**Fragmento mostrado**
-- -- --
Los principios de la cultura ilustrada, de la estandarización, de un lenguaje universal basado en la ciencia… Todos esos valores que tuvieron a Francia como pionera, “como ondas de un estanque, fueron progresivamente difundiéndose por el resto de Europa, y el sistema métrico decimal fue una de las iniciativas emanadas de esa misma ideología”, describe el investigador.

El objetivo era implantar un sistema basado en criterios científicos que, según sus propias palabras, “minusvaloraba” la diversidad metrólogica en el campo español. Sin embargo, sería de gran ayuda para la recaudación de impuestos y para elaborar registros como el del catastro. “Sin esa estandarización de las equivalencias, el Estado no puede recaudar con ciertas garantías de proporcionalidad”, apunta.

“En el reinado de Isabel II, en España en particular, es donde se produce el tránsito del Antiguo Régimen a la nueva época, la del Estado liberal o constitucional. Hay un cambio en muchas cosas; desde luego en el Derecho”, explica a HojaDeRouter.com Miguel Izu, vocal del Tribunal Administrativo de Navarra, doctor en Derecho y autor de la novela 'El crimen del sistema métrico decimal' (Berenice), que se ambienta en la época en la que se discutía la Ley de Pesas y Medidas.

Ya en 1801 hubo un intento de unificar las unidades de medida de todo el país, pero no funcionó. Durante el reinado isabelino el debate se trasladó a las Cortes, con partidarios y detractores del sistema métrico, “pero los contrarios quedaron en absoluta minoría. Digamos que la decisión política estaba clara: las élites habían apostado por el sistema métrico decimal como uno de los muchos elementos de modernización”, explica este abogado. A la vez que se crea el “entramado jurídico” del sistema capitalista (por ejemplo, con el desarrollo de la red de ferrocarriles) o se crean la Policía y la Guardia Civil, las élites ya tenían claro que había que establecer el sistema galo.
-- -- --
**Entradas proporcionadas**
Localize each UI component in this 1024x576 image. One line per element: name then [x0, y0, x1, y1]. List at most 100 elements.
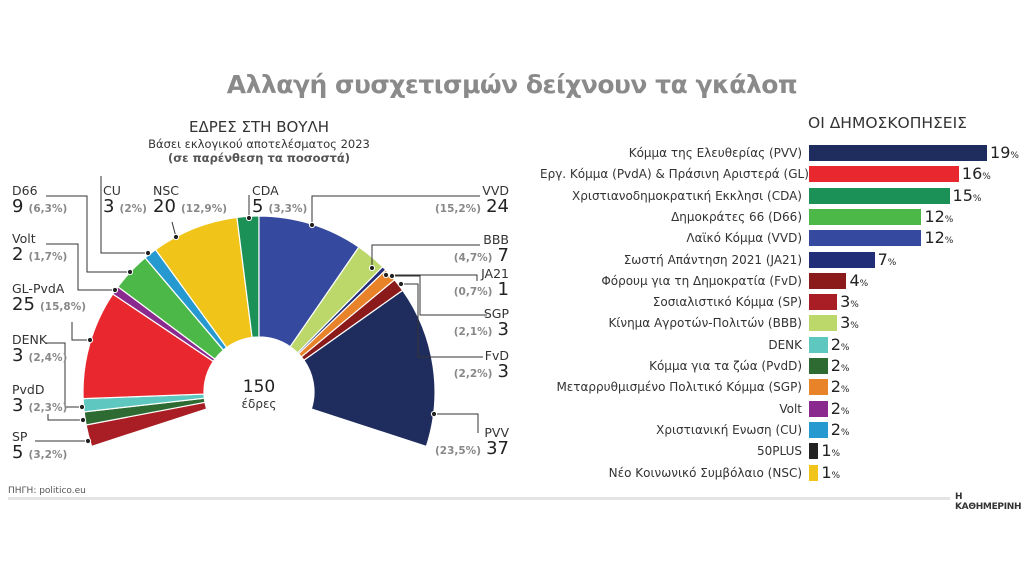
- poll-bar-label: Δημοκράτες 66 (D66): [671, 209, 802, 224]
- poll-bar-label: Σωστή Απάντηση 2021 (JA21): [623, 252, 802, 267]
- leader-dot: [397, 280, 405, 288]
- leader-dot: [245, 214, 253, 222]
- poll-bar: [809, 145, 988, 161]
- leader-line-ja21: [386, 274, 478, 281]
- poll-bar-value: 2%: [830, 356, 850, 375]
- label-ja21: JA21 (0,7%) 1: [453, 266, 509, 300]
- hemicycle-note: (σε παρένθεση τα ποσοστά): [167, 151, 351, 165]
- leader-line-denk: [45, 342, 82, 408]
- poll-bar-value: 12%: [924, 206, 954, 226]
- poll-bar-label: Μεταρρυθμισμένο Πολιτικό Κόμμα (SGP): [556, 380, 802, 395]
- leader-dot: [172, 233, 180, 241]
- leader-line-vvd: [311, 195, 480, 225]
- poll-bar-label: Κόμμα της Ελευθερίας (PVV): [628, 146, 802, 160]
- poll-bar-label: Σοσιαλιστικό Κόμμα (SP): [652, 295, 802, 310]
- poll-bar: [809, 443, 819, 460]
- hemicycle-chart: [35, 176, 487, 448]
- poll-bar: [809, 421, 828, 438]
- leader-dot: [111, 286, 119, 294]
- label-denk: DENK 3 (2,4%): [12, 332, 68, 366]
- poll-bar-label: Λαϊκό Κόμμα (VVD): [686, 231, 802, 246]
- poll-bar-value: 15%: [952, 185, 982, 205]
- poll-bar-label: Φόρουμ για τη Δημοκρατία (FvD): [601, 273, 802, 288]
- poll-bar: [809, 272, 847, 289]
- leader-dot: [84, 437, 92, 445]
- poll-bar: [809, 400, 828, 417]
- poll-bar: [809, 294, 838, 311]
- poll-bar: [809, 166, 959, 183]
- footer-divider: [8, 497, 950, 500]
- hemicycle-subtitle: Βάσει εκλογικού αποτελέσματος 2023: [148, 137, 370, 151]
- label-volt: Volt 2 (1,7%): [12, 231, 68, 265]
- leader-dot: [144, 249, 152, 257]
- label-pvdd: PvdD 3 (2,3%): [12, 382, 68, 416]
- poll-bar: [809, 230, 922, 247]
- poll-bar-label: 50PLUS: [757, 444, 802, 459]
- poll-bar: [809, 315, 838, 332]
- poll-bar-value: 4%: [849, 270, 869, 290]
- label-bbb: BBB (4,7%) 7: [453, 232, 509, 266]
- leader-line-bbb: [371, 244, 480, 268]
- source-note: ΠΗΓΗ: politico.eu: [8, 486, 86, 496]
- poll-bar-value: 2%: [830, 377, 850, 397]
- poll-chart-title: ΟΙ ΔΗΜΟΣΚΟΠΗΣΕΙΣ: [808, 114, 967, 132]
- leader-line-cu: [100, 176, 148, 254]
- label-gl-pvda: GL-PvdA 25 (15,8%): [12, 281, 87, 315]
- poll-bar-label: Κόμμα για τα ζώα (PvdD): [649, 359, 802, 373]
- total-seats-label: έδρες: [241, 397, 277, 411]
- poll-bar: [809, 251, 875, 268]
- poll-bar-label: Εργ. Κόμμα (PvdA) & Πράσινη Αριστερά (GL…: [540, 167, 809, 182]
- leader-dot: [126, 268, 134, 276]
- poll-bar-value: 19%: [990, 143, 1019, 162]
- leader-line-sgp: [392, 275, 487, 316]
- total-seats-value: 150: [242, 377, 276, 397]
- poll-bar: [809, 379, 828, 396]
- poll-bar-value: 16%: [961, 164, 991, 184]
- poll-bar: [809, 358, 828, 374]
- slice-pvv: [303, 289, 436, 448]
- leader-line-pvv: [434, 413, 479, 433]
- label-cu: CU 3 (2%): [103, 183, 147, 217]
- label-sgp: SGP (2,1%) 3: [453, 306, 509, 340]
- poll-bar-value: 7%: [877, 249, 897, 269]
- publisher-logo: Η ΚΑΘΗΜΕΡΙΝΗ: [955, 492, 1022, 512]
- label-vvd: VVD (15,2%) 24: [434, 183, 509, 217]
- leader-line-glpvda: [71, 322, 90, 341]
- poll-bar-label: Νέο Κοινωνικό Συμβόλαιο (NSC): [608, 465, 802, 480]
- poll-bar-label: Χριστιανοδημοκρατική Εκκλησι (CDA): [572, 188, 802, 203]
- poll-bar: [809, 336, 828, 353]
- leader-dot: [78, 403, 86, 411]
- leader-dot: [368, 264, 376, 272]
- poll-bar-value: 1%: [821, 441, 841, 461]
- leader-line-fvd: [401, 283, 483, 358]
- leader-dot: [430, 410, 438, 418]
- label-fvd: FvD (2,2%) 3: [453, 348, 509, 382]
- leader-dot: [382, 271, 390, 279]
- leader-line-volt: [46, 243, 115, 291]
- poll-bar-label: Volt: [779, 401, 802, 416]
- label-pvv: PVV (23,5%) 37: [434, 425, 509, 459]
- poll-bar-value: 2%: [830, 334, 850, 354]
- poll-bar-label: Χριστιανική Ενωση (CU): [656, 422, 802, 437]
- poll-bar: [809, 187, 950, 204]
- poll-bar: [809, 208, 922, 225]
- leader-line-d66: [46, 195, 130, 273]
- poll-bar-value: 2%: [830, 398, 850, 418]
- poll-bar: [809, 464, 819, 481]
- label-sp: SP 5 (3,2%): [12, 429, 68, 463]
- chart-title: Αλλαγή συσχετισμών δείχνουν τα γκάλοπ: [226, 70, 798, 99]
- leader-dot: [308, 221, 316, 229]
- hemicycle-header: ΕΔΡΕΣ ΣΤΗ ΒΟΥΛΗ Βάσει εκλογικού αποτελέσ…: [109, 118, 409, 165]
- poll-bar-value: 3%: [840, 292, 859, 312]
- poll-bar-value: 1%: [821, 462, 841, 482]
- leader-line-pvdd: [47, 414, 83, 421]
- label-nsc: NSC 20 (12,9%): [153, 183, 228, 217]
- leader-dot: [388, 272, 396, 280]
- leader-dot: [86, 336, 94, 344]
- poll-bar-label: Κίνημα Αγροτών-Πολιτών (BBB): [608, 316, 802, 331]
- leader-lines: [35, 176, 487, 442]
- poll-bar-label: DENK: [768, 337, 802, 352]
- hemicycle-title: ΕΔΡΕΣ ΣΤΗ ΒΟΥΛΗ: [189, 118, 329, 136]
- poll-bar-value: 12%: [924, 228, 954, 248]
- poll-bar-value: 3%: [840, 313, 859, 333]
-- -- --
**Requisitos**
Prosiga el texto sobre la implantación del sistema métrico decimal en España a partir de su última oración.

**Resultado**
Las unidades de medida tradicionales podían causar confusión entre comerciantes, ya que variaban de una provincia a otra. En su tesis doctoral, José Vicente Aznar García recoge las medidas de cada capital de provincia (tal y como se registraron para la normalización en 1801) y su equivalente en el sistema decimal.

Además de las ya citadas, en muchas provincias se usaban una especie de unidades estándar, las llamadas medidas y pesas de Castilla. La vara son 0,835 metros, la libra 0,460 kilos… Las provincias que no usaban estas medidas, en ocasiones tenían una gran aproximación: la libra pesaba 400 gramos en Girona, Barcelona y Tarragona y 401 gramos en Lleida. Otras veces las diferencias se disparaban: las relativamente cercanas Ourense y Oviedo usaban la vara de Castilla, pero en la libra se distinguían, porque la ciudad asturiana usaba la de Castilla y la gallega subía a los 574 gramos.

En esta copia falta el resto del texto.